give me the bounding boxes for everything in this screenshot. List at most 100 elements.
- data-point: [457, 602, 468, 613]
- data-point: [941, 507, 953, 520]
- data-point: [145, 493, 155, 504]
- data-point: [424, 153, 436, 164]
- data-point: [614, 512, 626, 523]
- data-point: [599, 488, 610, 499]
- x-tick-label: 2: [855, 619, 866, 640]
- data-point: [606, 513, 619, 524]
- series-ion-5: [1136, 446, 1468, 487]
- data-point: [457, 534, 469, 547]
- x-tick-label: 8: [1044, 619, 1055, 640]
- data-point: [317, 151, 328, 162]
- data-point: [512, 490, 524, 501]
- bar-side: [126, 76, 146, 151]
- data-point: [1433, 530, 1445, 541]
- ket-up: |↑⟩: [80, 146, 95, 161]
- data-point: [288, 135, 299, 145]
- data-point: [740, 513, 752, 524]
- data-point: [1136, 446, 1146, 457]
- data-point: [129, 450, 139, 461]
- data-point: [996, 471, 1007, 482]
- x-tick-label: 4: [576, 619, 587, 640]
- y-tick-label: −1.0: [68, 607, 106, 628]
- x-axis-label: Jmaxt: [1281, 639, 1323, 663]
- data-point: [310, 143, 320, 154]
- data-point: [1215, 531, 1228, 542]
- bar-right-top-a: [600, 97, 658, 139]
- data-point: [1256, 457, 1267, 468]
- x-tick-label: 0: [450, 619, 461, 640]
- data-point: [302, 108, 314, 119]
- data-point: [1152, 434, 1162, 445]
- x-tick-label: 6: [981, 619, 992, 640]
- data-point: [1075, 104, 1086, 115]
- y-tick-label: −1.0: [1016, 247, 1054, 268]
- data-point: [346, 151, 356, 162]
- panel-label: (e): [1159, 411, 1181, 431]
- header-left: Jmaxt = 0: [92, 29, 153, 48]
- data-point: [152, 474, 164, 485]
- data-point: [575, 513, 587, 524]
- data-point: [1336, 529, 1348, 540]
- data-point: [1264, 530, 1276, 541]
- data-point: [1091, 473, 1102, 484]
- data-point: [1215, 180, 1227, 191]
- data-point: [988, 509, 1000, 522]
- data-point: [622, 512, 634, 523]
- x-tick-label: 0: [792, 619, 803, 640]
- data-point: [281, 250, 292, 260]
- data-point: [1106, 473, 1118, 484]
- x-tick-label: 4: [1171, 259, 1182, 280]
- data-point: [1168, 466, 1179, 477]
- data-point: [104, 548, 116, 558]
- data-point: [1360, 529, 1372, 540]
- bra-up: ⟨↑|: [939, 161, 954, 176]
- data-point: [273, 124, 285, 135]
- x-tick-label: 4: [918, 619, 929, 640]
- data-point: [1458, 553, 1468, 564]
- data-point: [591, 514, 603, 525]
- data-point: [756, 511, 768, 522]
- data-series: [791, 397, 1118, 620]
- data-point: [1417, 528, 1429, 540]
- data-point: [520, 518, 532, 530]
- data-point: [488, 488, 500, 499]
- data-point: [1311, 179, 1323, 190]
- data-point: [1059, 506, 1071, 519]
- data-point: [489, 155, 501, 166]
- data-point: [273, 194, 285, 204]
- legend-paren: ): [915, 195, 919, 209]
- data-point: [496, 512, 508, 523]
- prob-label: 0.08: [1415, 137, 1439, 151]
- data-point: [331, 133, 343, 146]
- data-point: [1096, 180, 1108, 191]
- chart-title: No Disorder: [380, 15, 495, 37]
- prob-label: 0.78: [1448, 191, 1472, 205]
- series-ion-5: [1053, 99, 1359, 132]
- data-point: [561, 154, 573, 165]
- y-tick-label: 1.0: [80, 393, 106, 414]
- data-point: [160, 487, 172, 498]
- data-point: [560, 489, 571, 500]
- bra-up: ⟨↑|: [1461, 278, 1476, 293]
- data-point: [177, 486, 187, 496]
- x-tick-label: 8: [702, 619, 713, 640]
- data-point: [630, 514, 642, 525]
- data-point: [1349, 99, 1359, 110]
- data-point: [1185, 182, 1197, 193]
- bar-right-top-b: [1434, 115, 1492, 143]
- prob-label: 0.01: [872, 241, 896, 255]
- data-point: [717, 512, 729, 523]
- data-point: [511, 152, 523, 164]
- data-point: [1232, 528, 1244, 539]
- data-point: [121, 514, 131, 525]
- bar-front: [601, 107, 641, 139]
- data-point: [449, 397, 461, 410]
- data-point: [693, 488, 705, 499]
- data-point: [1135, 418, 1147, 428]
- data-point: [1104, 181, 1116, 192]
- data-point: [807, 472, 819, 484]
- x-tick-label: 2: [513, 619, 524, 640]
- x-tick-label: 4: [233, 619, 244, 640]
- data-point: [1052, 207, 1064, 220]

## Exercise details
Reproduce every line of the records above verbatim, preserving each character, space, and line break.

## Correct response
give me the bounding boxes for everything in this screenshot. List at most 100 elements.
- data-point: [457, 602, 468, 613]
- data-point: [941, 507, 953, 520]
- data-point: [145, 493, 155, 504]
- data-point: [424, 153, 436, 164]
- data-point: [614, 512, 626, 523]
- data-point: [599, 488, 610, 499]
- x-tick-label: 2: [855, 619, 866, 640]
- data-point: [606, 513, 619, 524]
- series-ion-5: [1136, 446, 1468, 487]
- data-point: [457, 534, 469, 547]
- x-tick-label: 8: [1044, 619, 1055, 640]
- data-point: [317, 151, 328, 162]
- data-point: [512, 490, 524, 501]
- bar-side: [126, 76, 146, 151]
- data-point: [1433, 530, 1445, 541]
- ket-up: |↑⟩: [80, 146, 95, 161]
- data-point: [288, 135, 299, 145]
- data-point: [740, 513, 752, 524]
- data-point: [1136, 446, 1146, 457]
- data-point: [129, 450, 139, 461]
- data-point: [996, 471, 1007, 482]
- x-tick-label: 4: [576, 619, 587, 640]
- y-tick-label: −1.0: [68, 607, 106, 628]
- x-axis-label: Jmaxt: [1281, 639, 1323, 663]
- data-point: [310, 143, 320, 154]
- data-point: [1215, 531, 1228, 542]
- bar-right-top-a: [600, 97, 658, 139]
- data-point: [1256, 457, 1267, 468]
- x-tick-label: 0: [450, 619, 461, 640]
- data-point: [302, 108, 314, 119]
- data-point: [1152, 434, 1162, 445]
- x-tick-label: 6: [981, 619, 992, 640]
- data-point: [1075, 104, 1086, 115]
- y-tick-label: −1.0: [1016, 247, 1054, 268]
- data-point: [346, 151, 356, 162]
- panel-label: (e): [1159, 411, 1181, 431]
- header-left: Jmaxt = 0: [92, 29, 153, 48]
- data-point: [152, 474, 164, 485]
- data-point: [575, 513, 587, 524]
- data-point: [1336, 529, 1348, 540]
- data-point: [1264, 530, 1276, 541]
- data-point: [1091, 473, 1102, 484]
- data-point: [1215, 180, 1227, 191]
- data-point: [988, 509, 1000, 522]
- data-point: [622, 512, 634, 523]
- x-tick-label: 0: [792, 619, 803, 640]
- data-point: [281, 250, 292, 260]
- data-point: [1106, 473, 1118, 484]
- x-tick-label: 4: [1171, 259, 1182, 280]
- data-point: [1168, 466, 1179, 477]
- data-point: [104, 548, 116, 558]
- data-point: [1360, 529, 1372, 540]
- bra-up: ⟨↑|: [939, 161, 954, 176]
- data-point: [273, 124, 285, 135]
- x-tick-label: 4: [918, 619, 929, 640]
- data-point: [1458, 553, 1468, 564]
- data-point: [591, 514, 603, 525]
- data-point: [756, 511, 768, 522]
- data-series: [791, 397, 1118, 620]
- data-point: [1417, 528, 1429, 540]
- data-point: [520, 518, 532, 530]
- data-point: [488, 488, 500, 499]
- data-point: [1311, 179, 1323, 190]
- data-point: [1059, 506, 1071, 519]
- data-point: [489, 155, 501, 166]
- data-point: [273, 194, 285, 204]
- legend-paren: ): [915, 195, 919, 209]
- data-point: [496, 512, 508, 523]
- prob-label: 0.08: [1415, 137, 1439, 151]
- data-point: [331, 133, 343, 146]
- data-point: [1096, 180, 1108, 191]
- chart-title: No Disorder: [380, 15, 495, 37]
- prob-label: 0.78: [1448, 191, 1472, 205]
- series-ion-5: [1053, 99, 1359, 132]
- data-point: [561, 154, 573, 165]
- y-tick-label: 1.0: [80, 393, 106, 414]
- data-point: [160, 487, 172, 498]
- data-point: [560, 489, 571, 500]
- bra-up: ⟨↑|: [1461, 278, 1476, 293]
- data-point: [177, 486, 187, 496]
- x-tick-label: 8: [702, 619, 713, 640]
- data-point: [630, 514, 642, 525]
- data-point: [1349, 99, 1359, 110]
- data-point: [1185, 182, 1197, 193]
- bar-right-top-b: [1434, 115, 1492, 143]
- prob-label: 0.01: [872, 241, 896, 255]
- data-point: [717, 512, 729, 523]
- data-point: [511, 152, 523, 164]
- data-point: [1232, 528, 1244, 539]
- data-point: [121, 514, 131, 525]
- bar-front: [601, 107, 641, 139]
- data-point: [449, 397, 461, 410]
- data-point: [693, 488, 705, 499]
- data-point: [1135, 418, 1147, 428]
- data-point: [1104, 181, 1116, 192]
- data-point: [807, 472, 819, 484]
- x-tick-label: 2: [513, 619, 524, 640]
- x-tick-label: 4: [233, 619, 244, 640]
- data-point: [1052, 207, 1064, 220]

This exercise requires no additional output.